## Written request
Print the data exactly as it is given, please.

Stored entries

--- --- ---

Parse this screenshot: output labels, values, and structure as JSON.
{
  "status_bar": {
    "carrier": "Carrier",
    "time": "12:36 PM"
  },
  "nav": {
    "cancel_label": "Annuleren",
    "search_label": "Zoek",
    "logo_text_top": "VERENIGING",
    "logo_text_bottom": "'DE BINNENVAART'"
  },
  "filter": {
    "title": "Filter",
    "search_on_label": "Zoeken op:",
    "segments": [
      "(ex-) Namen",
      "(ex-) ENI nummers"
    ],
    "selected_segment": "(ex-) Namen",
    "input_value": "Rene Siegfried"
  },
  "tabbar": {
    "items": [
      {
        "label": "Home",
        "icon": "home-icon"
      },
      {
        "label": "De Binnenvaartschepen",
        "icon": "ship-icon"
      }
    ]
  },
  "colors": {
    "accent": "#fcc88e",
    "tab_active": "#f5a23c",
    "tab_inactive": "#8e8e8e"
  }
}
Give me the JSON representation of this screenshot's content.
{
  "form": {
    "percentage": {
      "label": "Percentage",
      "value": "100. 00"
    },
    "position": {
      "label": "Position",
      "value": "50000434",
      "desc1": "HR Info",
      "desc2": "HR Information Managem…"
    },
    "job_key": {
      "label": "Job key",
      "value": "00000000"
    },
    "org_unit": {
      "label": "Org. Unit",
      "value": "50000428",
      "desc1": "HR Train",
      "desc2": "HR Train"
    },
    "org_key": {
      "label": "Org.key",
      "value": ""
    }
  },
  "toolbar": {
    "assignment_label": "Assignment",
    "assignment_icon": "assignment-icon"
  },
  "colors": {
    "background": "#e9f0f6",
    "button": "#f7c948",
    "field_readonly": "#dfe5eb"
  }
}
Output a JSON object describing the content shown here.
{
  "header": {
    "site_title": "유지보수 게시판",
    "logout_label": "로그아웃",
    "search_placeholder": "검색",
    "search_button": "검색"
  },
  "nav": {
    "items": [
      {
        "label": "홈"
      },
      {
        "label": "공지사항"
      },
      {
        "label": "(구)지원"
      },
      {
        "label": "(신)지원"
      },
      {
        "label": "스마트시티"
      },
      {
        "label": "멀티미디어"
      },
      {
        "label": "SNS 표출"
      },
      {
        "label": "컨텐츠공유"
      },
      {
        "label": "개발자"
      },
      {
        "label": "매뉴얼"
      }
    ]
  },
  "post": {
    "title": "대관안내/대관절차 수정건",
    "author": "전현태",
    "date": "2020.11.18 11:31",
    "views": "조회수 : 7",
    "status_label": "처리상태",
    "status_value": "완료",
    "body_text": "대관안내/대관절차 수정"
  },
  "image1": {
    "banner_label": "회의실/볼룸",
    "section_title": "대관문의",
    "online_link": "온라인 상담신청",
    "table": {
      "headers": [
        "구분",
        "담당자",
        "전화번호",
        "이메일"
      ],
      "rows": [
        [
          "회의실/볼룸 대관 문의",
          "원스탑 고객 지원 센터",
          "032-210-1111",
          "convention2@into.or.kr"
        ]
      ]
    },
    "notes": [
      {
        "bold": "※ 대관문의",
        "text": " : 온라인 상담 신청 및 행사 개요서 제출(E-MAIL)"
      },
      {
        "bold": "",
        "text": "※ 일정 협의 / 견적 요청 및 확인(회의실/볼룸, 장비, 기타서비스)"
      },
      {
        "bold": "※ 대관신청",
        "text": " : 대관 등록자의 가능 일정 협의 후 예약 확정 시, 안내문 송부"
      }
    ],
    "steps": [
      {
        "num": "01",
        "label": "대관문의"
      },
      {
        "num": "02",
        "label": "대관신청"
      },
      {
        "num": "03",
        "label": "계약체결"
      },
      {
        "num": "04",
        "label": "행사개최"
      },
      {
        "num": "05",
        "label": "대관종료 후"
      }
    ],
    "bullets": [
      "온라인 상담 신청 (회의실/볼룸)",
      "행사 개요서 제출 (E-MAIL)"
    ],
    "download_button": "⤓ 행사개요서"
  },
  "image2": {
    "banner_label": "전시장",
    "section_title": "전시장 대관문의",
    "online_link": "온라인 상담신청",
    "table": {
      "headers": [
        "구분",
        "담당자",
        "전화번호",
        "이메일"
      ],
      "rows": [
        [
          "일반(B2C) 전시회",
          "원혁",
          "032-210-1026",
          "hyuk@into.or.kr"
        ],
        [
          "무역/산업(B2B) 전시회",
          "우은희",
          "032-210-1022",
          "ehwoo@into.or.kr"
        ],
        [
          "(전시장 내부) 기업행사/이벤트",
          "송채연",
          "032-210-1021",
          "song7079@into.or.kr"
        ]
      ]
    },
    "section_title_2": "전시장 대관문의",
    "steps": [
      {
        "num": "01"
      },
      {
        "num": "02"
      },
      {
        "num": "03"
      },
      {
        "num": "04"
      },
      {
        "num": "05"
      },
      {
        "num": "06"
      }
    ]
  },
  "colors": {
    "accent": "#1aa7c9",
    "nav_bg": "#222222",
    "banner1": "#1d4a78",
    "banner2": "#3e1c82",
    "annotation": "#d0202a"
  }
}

--- --- ---

## Solution below
Parse this screenshot: output labels, values, and structure as JSON.
{
  "status_bar": {
    "carrier": "Carrier",
    "time": "12:36 PM"
  },
  "nav": {
    "cancel_label": "Annuleren",
    "search_label": "Zoek",
    "logo_text_top": "VERENIGING",
    "logo_text_bottom": "'DE BINNENVAART'"
  },
  "filter": {
    "title": "Filter",
    "search_on_label": "Zoeken op:",
    "segments": [
      "(ex-) Namen",
      "(ex-) ENI nummers"
    ],
    "selected_segment": "(ex-) Namen",
    "input_value": "Rene Siegfried"
  },
  "tabbar": {
    "items": [
      {
        "label": "Home",
        "icon": "home-icon"
      },
      {
        "label": "De Binnenvaartschepen",
        "icon": "ship-icon"
      }
    ]
  },
  "colors": {
    "accent": "#fcc88e",
    "tab_active": "#f5a23c",
    "tab_inactive": "#8e8e8e"
  }
}
Give me the JSON representation of this screenshot's content.
{
  "form": {
    "percentage": {
      "label": "Percentage",
      "value": "100. 00"
    },
    "position": {
      "label": "Position",
      "value": "50000434",
      "desc1": "HR Info",
      "desc2": "HR Information Managem…"
    },
    "job_key": {
      "label": "Job key",
      "value": "00000000"
    },
    "org_unit": {
      "label": "Org. Unit",
      "value": "50000428",
      "desc1": "HR Train",
      "desc2": "HR Train"
    },
    "org_key": {
      "label": "Org.key",
      "value": ""
    }
  },
  "toolbar": {
    "assignment_label": "Assignment",
    "assignment_icon": "assignment-icon"
  },
  "colors": {
    "background": "#e9f0f6",
    "button": "#f7c948",
    "field_readonly": "#dfe5eb"
  }
}
Output a JSON object describing the content shown here.
{
  "header": {
    "site_title": "유지보수 게시판",
    "logout_label": "로그아웃",
    "search_placeholder": "검색",
    "search_button": "검색"
  },
  "nav": {
    "items": [
      {
        "label": "홈"
      },
      {
        "label": "공지사항"
      },
      {
        "label": "(구)지원"
      },
      {
        "label": "(신)지원"
      },
      {
        "label": "스마트시티"
      },
      {
        "label": "멀티미디어"
      },
      {
        "label": "SNS 표출"
      },
      {
        "label": "컨텐츠공유"
      },
      {
        "label": "개발자"
      },
      {
        "label": "매뉴얼"
      }
    ]
  },
  "post": {
    "title": "대관안내/대관절차 수정건",
    "author": "전현태",
    "date": "2020.11.18 11:31",
    "views": "조회수 : 7",
    "status_label": "처리상태",
    "status_value": "완료",
    "body_text": "대관안내/대관절차 수정"
  },
  "image1": {
    "banner_label": "회의실/볼룸",
    "section_title": "대관문의",
    "online_link": "온라인 상담신청",
    "table": {
      "headers": [
        "구분",
        "담당자",
        "전화번호",
        "이메일"
      ],
      "rows": [
        [
          "회의실/볼룸 대관 문의",
          "원스탑 고객 지원 센터",
          "032-210-1111",
          "convention2@into.or.kr"
        ]
      ]
    },
    "notes": [
      {
        "bold": "※ 대관문의",
        "text": " : 온라인 상담 신청 및 행사 개요서 제출(E-MAIL)"
      },
      {
        "bold": "",
        "text": "※ 일정 협의 / 견적 요청 및 확인(회의실/볼룸, 장비, 기타서비스)"
      },
      {
        "bold": "※ 대관신청",
        "text": " : 대관 등록자의 가능 일정 협의 후 예약 확정 시, 안내문 송부"
      }
    ],
    "steps": [
      {
        "num": "01",
        "label": "대관문의"
      },
      {
        "num": "02",
        "label": "대관신청"
      },
      {
        "num": "03",
        "label": "계약체결"
      },
      {
        "num": "04",
        "label": "행사개최"
      },
      {
        "num": "05",
        "label": "대관종료 후"
      }
    ],
    "bullets": [
      "온라인 상담 신청 (회의실/볼룸)",
      "행사 개요서 제출 (E-MAIL)"
    ],
    "download_button": "⤓ 행사개요서"
  },
  "image2": {
    "banner_label": "전시장",
    "section_title": "전시장 대관문의",
    "online_link": "온라인 상담신청",
    "table": {
      "headers": [
        "구분",
        "담당자",
        "전화번호",
        "이메일"
      ],
      "rows": [
        [
          "일반(B2C) 전시회",
          "원혁",
          "032-210-1026",
          "hyuk@into.or.kr"
        ],
        [
          "무역/산업(B2B) 전시회",
          "우은희",
          "032-210-1022",
          "ehwoo@into.or.kr"
        ],
        [
          "(전시장 내부) 기업행사/이벤트",
          "송채연",
          "032-210-1021",
          "song7079@into.or.kr"
        ]
      ]
    },
    "section_title_2": "전시장 대관문의",
    "steps": [
      {
        "num": "01"
      },
      {
        "num": "02"
      },
      {
        "num": "03"
      },
      {
        "num": "04"
      },
      {
        "num": "05"
      },
      {
        "num": "06"
      }
    ]
  },
  "colors": {
    "accent": "#1aa7c9",
    "nav_bg": "#222222",
    "banner1": "#1d4a78",
    "banner2": "#3e1c82",
    "annotation": "#d0202a"
  }
}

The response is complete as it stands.